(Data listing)
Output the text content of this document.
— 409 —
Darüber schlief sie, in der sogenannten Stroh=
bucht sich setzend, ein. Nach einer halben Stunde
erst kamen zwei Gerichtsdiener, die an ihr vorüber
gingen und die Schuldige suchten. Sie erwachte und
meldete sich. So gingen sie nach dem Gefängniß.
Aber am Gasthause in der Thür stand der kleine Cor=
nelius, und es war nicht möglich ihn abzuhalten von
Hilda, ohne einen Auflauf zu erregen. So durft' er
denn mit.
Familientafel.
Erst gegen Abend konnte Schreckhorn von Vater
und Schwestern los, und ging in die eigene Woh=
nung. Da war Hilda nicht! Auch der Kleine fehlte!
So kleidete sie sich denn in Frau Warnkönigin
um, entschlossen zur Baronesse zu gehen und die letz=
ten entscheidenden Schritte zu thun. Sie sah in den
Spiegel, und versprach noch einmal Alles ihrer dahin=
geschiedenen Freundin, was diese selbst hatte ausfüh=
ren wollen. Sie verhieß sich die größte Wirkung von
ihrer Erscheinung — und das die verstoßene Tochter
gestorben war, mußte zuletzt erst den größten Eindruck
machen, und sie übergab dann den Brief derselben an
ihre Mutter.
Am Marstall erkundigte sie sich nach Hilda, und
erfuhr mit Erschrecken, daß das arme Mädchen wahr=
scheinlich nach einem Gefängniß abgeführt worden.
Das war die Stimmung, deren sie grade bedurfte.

> _EXERCISE_
Where a line holds "nicht", copy that line.

> _SOLUTION_
nelius, und es war nicht möglich ihn abzuhalten von
nung. Da war Hilda nicht! Auch der Kleine fehlte!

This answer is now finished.